■ Source data:
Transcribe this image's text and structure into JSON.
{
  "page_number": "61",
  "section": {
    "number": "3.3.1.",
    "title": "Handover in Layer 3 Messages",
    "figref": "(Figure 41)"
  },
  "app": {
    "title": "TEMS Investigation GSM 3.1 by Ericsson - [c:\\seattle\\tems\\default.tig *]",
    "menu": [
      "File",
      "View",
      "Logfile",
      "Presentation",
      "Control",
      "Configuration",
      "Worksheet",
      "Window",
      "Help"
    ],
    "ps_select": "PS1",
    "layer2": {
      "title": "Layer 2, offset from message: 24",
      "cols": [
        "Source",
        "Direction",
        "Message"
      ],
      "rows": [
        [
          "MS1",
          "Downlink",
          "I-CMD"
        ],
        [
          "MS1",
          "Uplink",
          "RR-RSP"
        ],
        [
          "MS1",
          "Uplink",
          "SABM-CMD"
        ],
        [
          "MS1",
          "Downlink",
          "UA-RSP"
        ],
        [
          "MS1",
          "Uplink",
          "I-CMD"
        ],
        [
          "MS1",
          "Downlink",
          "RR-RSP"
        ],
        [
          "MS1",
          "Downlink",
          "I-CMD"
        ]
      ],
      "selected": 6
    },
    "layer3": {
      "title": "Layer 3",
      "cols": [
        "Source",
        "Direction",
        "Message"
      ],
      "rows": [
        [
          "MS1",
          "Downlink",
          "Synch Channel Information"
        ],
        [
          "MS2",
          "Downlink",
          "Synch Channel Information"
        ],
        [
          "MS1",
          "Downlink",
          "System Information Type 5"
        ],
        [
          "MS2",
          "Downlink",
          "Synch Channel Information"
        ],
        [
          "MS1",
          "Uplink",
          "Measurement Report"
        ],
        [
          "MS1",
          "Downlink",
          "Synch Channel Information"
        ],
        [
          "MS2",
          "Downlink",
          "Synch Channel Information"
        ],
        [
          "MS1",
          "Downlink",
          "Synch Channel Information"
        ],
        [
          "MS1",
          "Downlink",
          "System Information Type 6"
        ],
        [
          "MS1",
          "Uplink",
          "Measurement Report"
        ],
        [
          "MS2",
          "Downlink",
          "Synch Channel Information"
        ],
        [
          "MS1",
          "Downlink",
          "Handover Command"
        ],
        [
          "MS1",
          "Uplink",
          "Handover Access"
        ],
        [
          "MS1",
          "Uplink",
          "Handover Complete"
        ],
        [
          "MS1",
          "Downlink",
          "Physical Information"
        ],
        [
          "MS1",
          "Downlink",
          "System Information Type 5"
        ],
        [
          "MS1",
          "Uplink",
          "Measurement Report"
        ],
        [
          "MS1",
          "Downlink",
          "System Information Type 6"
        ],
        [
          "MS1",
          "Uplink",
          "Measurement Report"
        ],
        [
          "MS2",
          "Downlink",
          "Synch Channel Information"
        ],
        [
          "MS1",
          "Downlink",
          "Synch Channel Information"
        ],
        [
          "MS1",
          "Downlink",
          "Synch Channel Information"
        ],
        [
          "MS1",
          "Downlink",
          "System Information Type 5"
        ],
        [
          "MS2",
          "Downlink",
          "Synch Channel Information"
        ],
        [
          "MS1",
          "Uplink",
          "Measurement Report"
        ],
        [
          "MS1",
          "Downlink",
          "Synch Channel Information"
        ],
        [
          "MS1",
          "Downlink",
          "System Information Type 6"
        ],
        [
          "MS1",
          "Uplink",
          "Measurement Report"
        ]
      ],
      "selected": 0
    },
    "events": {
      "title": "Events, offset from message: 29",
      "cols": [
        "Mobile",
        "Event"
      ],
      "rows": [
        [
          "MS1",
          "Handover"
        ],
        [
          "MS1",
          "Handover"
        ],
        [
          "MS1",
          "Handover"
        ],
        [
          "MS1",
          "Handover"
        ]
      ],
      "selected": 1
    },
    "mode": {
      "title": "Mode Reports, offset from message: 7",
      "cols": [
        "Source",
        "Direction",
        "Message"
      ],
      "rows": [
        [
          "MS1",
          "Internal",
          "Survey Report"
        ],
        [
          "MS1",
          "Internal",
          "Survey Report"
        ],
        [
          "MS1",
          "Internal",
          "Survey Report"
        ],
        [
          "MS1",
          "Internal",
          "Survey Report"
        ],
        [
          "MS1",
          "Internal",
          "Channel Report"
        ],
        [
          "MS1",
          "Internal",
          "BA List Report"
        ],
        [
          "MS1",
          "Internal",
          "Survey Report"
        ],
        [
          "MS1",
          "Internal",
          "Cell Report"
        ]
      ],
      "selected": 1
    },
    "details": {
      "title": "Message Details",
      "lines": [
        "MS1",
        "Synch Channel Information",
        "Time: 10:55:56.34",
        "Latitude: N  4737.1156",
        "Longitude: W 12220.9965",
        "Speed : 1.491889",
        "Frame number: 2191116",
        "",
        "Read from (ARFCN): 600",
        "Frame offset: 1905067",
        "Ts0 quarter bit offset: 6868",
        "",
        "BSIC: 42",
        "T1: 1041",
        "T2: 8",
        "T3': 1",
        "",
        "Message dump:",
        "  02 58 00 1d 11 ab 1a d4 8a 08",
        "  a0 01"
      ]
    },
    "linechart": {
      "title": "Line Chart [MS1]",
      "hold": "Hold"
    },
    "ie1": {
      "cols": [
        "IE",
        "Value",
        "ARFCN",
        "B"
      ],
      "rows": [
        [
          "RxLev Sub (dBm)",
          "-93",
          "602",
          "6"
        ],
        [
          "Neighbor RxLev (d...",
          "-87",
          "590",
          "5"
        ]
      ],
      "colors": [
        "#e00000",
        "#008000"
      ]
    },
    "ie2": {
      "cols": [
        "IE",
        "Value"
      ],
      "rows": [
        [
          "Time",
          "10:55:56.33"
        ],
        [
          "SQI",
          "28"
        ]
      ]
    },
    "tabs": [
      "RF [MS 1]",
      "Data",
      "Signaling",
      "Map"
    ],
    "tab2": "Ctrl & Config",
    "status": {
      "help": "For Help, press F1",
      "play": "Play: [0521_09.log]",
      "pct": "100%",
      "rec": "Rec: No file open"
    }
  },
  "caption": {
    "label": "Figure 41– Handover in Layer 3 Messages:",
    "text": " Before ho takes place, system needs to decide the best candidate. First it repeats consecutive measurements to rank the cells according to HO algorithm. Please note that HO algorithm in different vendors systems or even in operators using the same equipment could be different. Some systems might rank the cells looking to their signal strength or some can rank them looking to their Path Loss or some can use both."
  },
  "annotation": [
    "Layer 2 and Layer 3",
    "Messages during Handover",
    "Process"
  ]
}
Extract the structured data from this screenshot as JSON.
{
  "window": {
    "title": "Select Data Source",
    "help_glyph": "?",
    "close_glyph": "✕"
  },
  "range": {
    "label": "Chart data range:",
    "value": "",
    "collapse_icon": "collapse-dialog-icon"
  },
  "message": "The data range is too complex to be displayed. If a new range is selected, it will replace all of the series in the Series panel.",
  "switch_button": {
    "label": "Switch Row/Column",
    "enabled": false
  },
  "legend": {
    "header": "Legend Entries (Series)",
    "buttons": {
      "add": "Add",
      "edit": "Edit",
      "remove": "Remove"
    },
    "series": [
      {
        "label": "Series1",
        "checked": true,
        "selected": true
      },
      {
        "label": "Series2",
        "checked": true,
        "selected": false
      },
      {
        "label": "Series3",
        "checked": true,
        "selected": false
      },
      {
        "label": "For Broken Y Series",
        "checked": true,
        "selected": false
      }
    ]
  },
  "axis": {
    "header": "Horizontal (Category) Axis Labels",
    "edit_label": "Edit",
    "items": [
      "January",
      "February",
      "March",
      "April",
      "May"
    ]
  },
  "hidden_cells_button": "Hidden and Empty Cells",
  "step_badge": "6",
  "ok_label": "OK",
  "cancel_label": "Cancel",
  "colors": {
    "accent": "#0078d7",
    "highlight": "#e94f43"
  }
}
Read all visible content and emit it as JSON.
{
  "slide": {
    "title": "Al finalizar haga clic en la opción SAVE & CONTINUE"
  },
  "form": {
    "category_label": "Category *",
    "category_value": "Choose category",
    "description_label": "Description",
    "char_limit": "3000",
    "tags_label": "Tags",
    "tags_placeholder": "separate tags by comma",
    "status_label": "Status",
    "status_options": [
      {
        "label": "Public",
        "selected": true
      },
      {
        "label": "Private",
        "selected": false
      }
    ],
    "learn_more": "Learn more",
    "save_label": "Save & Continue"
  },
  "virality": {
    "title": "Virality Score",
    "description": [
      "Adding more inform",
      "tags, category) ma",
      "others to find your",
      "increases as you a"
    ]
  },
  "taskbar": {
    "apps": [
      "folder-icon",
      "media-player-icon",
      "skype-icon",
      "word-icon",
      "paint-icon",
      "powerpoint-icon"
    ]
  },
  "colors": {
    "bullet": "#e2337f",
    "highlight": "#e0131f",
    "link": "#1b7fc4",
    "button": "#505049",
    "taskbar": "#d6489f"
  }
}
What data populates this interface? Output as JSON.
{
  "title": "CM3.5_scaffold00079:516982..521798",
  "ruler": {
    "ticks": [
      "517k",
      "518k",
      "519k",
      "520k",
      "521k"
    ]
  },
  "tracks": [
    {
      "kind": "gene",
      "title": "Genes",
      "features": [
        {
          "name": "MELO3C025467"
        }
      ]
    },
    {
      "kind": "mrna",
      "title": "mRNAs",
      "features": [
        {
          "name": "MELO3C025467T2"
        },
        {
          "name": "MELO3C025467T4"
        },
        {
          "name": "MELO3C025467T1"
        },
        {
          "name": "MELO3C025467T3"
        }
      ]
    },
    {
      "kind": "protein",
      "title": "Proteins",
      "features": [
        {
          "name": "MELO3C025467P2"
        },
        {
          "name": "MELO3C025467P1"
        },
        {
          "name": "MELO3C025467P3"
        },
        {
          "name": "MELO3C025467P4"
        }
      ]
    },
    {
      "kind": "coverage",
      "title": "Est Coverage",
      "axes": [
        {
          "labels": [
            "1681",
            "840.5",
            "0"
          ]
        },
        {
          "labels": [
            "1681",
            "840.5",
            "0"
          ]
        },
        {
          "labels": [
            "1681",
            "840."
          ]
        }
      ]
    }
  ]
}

■ Exercise description: Where in the entries above does the word "Read" appear? Copy each line that has it.

■ Result of the task:
        "Read from (ARFCN): 600",
Read all visible content and emit it as JSON.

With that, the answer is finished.